- **TASK DESCRIPTION**
Can you print the data exactly and leave out each image?

- **Figure content listings**
• • • •

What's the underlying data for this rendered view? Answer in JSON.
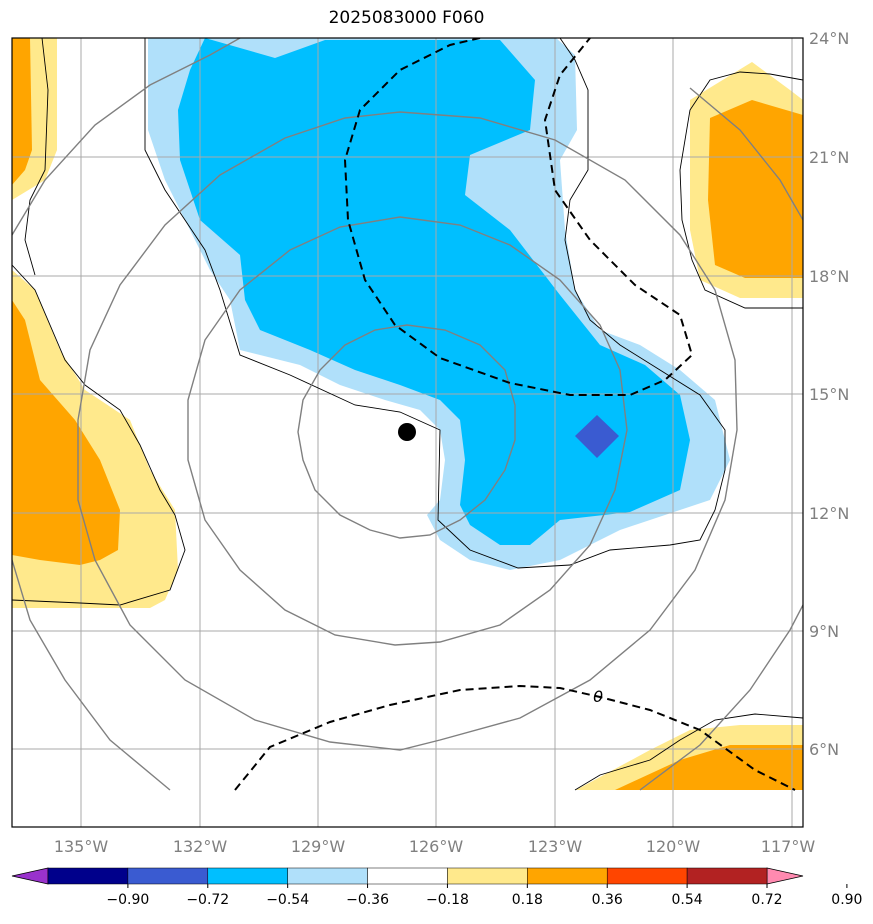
{
  "title": "2025083000 F060",
  "map": {
    "lon_labels": [
      "135°W",
      "132°W",
      "129°W",
      "126°W",
      "123°W",
      "120°W",
      "117°W"
    ],
    "lat_labels": [
      "24°N",
      "21°N",
      "18°N",
      "15°N",
      "12°N",
      "9°N",
      "6°N"
    ],
    "contour_label": "0",
    "storm_center": {
      "lon": "126.8°W",
      "lat": "14.0°N"
    },
    "negative_marker_color": "#3a5bd1",
    "colors": {
      "n090": "#9932cc",
      "n072": "#00008b",
      "n054": "#3a5bd1",
      "n036": "#00bfff",
      "n018": "#b0e0fa",
      "p018": "#ffe98c",
      "p036": "#ffa500",
      "p054": "#ff4500",
      "p072": "#b22222",
      "p090": "#ff8ab0"
    }
  },
  "colorbar": {
    "ticks": [
      "−0.90",
      "−0.72",
      "−0.54",
      "−0.36",
      "−0.18",
      "0.18",
      "0.36",
      "0.54",
      "0.72",
      "0.90"
    ],
    "colors": [
      "#9932cc",
      "#00008b",
      "#3a5bd1",
      "#00bfff",
      "#b0e0fa",
      "#ffffff",
      "#ffe98c",
      "#ffa500",
      "#ff4500",
      "#b22222",
      "#ff8ab0"
    ]
  }
}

• • • •

- **RESULT BELOW**
What's the underlying data for this rendered view? Answer in JSON.
{
  "title": "2025083000 F060",
  "map": {
    "lon_labels": [
      "135°W",
      "132°W",
      "129°W",
      "126°W",
      "123°W",
      "120°W",
      "117°W"
    ],
    "lat_labels": [
      "24°N",
      "21°N",
      "18°N",
      "15°N",
      "12°N",
      "9°N",
      "6°N"
    ],
    "contour_label": "0",
    "storm_center": {
      "lon": "126.8°W",
      "lat": "14.0°N"
    },
    "negative_marker_color": "#3a5bd1",
    "colors": {
      "n090": "#9932cc",
      "n072": "#00008b",
      "n054": "#3a5bd1",
      "n036": "#00bfff",
      "n018": "#b0e0fa",
      "p018": "#ffe98c",
      "p036": "#ffa500",
      "p054": "#ff4500",
      "p072": "#b22222",
      "p090": "#ff8ab0"
    }
  },
  "colorbar": {
    "ticks": [
      "−0.90",
      "−0.72",
      "−0.54",
      "−0.36",
      "−0.18",
      "0.18",
      "0.36",
      "0.54",
      "0.72",
      "0.90"
    ],
    "colors": [
      "#9932cc",
      "#00008b",
      "#3a5bd1",
      "#00bfff",
      "#b0e0fa",
      "#ffffff",
      "#ffe98c",
      "#ffa500",
      "#ff4500",
      "#b22222",
      "#ff8ab0"
    ]
  }
}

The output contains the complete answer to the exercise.